◆ **Raw records**

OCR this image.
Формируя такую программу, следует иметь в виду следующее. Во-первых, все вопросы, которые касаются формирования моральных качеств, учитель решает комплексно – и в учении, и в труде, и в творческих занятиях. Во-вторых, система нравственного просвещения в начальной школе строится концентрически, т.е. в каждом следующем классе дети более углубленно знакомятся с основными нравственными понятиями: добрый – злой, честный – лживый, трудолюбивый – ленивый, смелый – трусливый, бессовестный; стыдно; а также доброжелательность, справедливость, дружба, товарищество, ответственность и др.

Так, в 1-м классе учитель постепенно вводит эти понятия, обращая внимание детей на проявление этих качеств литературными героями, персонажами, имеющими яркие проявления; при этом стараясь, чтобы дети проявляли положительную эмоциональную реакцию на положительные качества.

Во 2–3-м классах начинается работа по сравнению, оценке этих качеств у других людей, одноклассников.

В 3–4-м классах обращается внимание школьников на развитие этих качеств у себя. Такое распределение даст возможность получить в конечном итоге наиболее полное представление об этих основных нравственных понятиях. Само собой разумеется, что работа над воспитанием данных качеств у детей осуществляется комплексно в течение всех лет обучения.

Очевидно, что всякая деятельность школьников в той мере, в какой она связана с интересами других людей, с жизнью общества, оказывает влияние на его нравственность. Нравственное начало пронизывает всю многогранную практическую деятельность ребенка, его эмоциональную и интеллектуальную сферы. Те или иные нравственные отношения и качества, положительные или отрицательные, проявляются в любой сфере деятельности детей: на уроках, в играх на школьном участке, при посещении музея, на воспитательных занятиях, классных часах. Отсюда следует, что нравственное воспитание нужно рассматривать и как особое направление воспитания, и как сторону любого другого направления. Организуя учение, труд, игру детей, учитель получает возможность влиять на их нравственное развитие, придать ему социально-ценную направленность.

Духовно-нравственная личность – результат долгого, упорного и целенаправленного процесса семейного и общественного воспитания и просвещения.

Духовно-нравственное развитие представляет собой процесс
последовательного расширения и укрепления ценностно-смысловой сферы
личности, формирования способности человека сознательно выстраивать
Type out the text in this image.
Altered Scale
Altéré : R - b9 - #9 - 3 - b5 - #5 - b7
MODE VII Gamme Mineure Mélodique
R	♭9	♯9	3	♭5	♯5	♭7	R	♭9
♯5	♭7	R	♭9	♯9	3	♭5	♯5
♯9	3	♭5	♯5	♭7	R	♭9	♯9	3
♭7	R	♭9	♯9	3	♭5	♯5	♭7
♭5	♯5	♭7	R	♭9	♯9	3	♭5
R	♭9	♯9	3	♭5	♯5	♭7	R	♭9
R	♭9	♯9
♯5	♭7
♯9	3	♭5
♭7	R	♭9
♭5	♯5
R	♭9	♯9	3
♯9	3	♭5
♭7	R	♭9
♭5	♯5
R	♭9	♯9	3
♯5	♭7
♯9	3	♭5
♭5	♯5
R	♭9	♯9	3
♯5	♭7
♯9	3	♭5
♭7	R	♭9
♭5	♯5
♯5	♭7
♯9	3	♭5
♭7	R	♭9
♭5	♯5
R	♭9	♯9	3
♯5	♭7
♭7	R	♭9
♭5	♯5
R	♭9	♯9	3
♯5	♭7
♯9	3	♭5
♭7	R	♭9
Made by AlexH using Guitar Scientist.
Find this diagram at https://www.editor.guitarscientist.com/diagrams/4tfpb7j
* * *
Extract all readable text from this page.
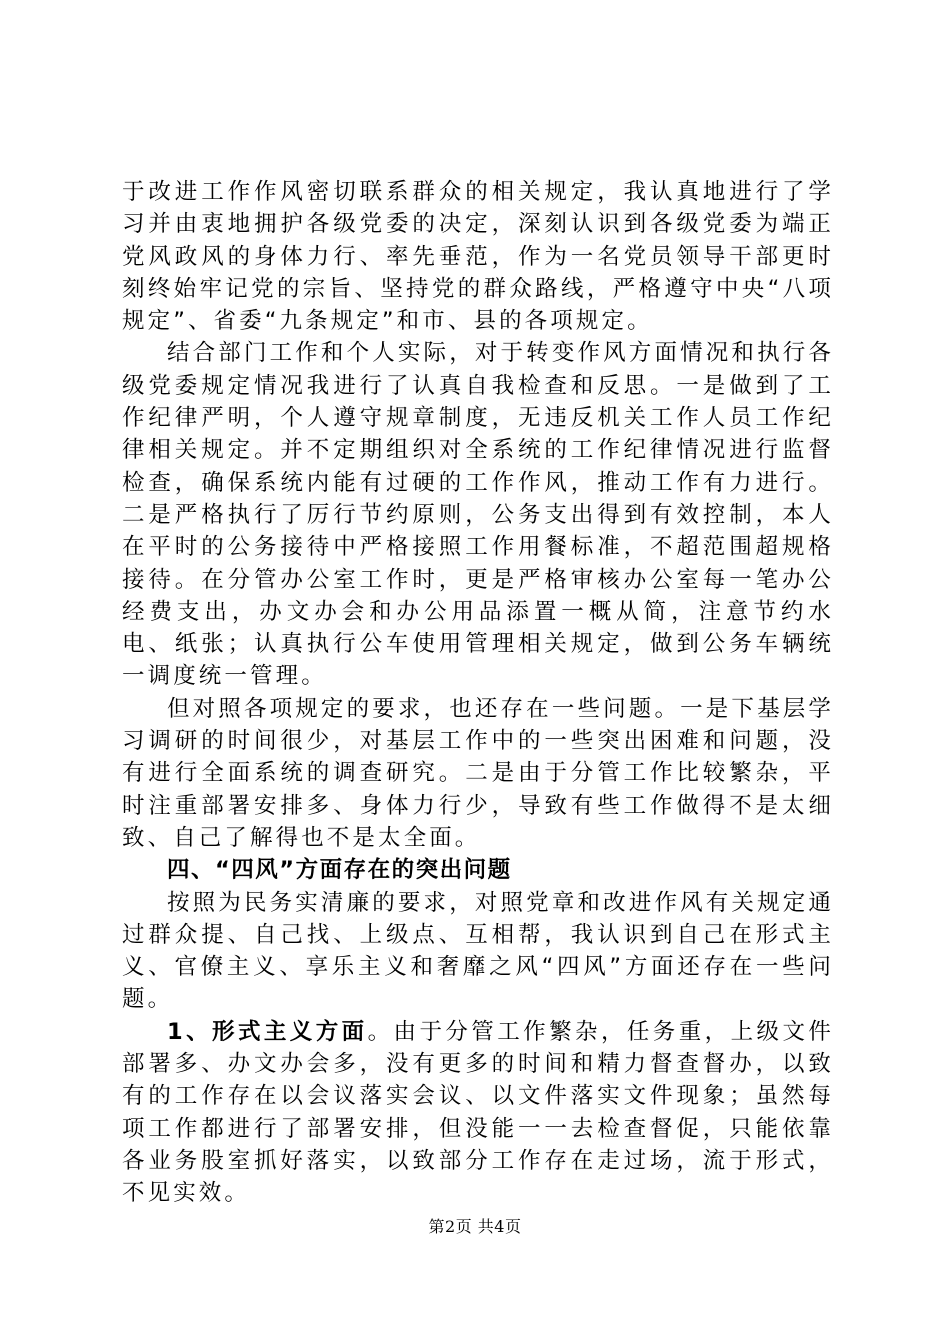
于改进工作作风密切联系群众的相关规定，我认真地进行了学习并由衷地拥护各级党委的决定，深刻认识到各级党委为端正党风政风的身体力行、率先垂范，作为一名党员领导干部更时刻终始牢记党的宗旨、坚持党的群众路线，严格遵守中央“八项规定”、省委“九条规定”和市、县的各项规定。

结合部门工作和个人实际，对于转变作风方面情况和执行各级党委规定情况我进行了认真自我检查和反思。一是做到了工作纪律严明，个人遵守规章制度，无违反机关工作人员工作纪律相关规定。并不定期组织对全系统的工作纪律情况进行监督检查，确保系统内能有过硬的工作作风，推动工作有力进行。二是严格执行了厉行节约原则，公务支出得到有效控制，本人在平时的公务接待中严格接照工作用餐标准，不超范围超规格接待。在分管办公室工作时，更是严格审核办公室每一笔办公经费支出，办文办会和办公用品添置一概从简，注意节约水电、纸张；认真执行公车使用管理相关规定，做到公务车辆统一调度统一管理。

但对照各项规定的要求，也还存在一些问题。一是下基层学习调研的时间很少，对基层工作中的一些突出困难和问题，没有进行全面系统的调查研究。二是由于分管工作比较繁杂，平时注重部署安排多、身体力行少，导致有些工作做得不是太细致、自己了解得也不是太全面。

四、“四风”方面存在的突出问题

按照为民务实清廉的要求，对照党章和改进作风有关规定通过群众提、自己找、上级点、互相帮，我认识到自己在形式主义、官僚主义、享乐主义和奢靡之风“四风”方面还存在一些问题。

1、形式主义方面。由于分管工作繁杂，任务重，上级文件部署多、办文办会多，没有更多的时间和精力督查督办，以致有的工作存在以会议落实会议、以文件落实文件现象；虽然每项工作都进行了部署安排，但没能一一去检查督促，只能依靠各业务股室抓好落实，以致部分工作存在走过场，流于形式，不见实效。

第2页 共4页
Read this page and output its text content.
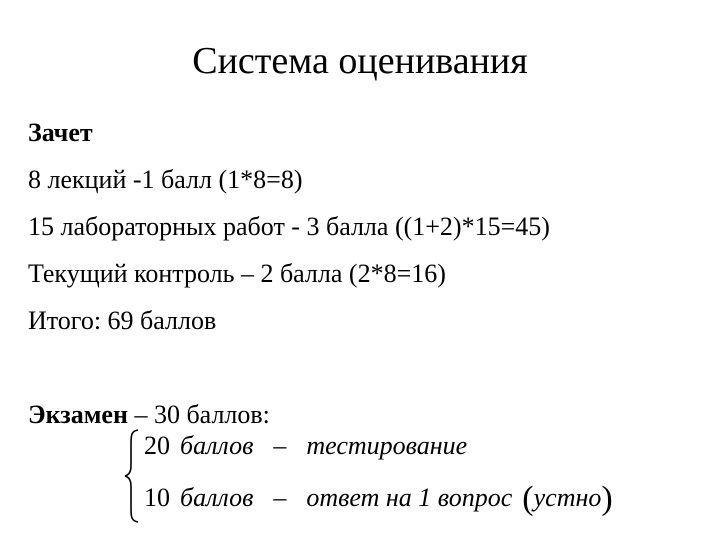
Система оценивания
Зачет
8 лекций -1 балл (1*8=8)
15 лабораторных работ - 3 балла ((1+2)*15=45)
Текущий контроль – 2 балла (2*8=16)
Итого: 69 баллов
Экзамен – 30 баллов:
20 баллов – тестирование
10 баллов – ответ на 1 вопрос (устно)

◆ **Problem**
Where a line above contains the string "работа", copy that line.

◆ **Solution to this task**
Во 2–3-м классах начинается работа по сравнению, оценке этих качеств у других людей, одноклассников.
В 3–4-м классах обращается внимание школьников на развитие этих качеств у себя. Такое распределение даст возможность получить в конечном итоге наиболее полное представление об этих основных нравственных понятиях. Само собой разумеется, что работа над воспитанием данных качеств у детей осуществляется комплексно в течение всех лет обучения.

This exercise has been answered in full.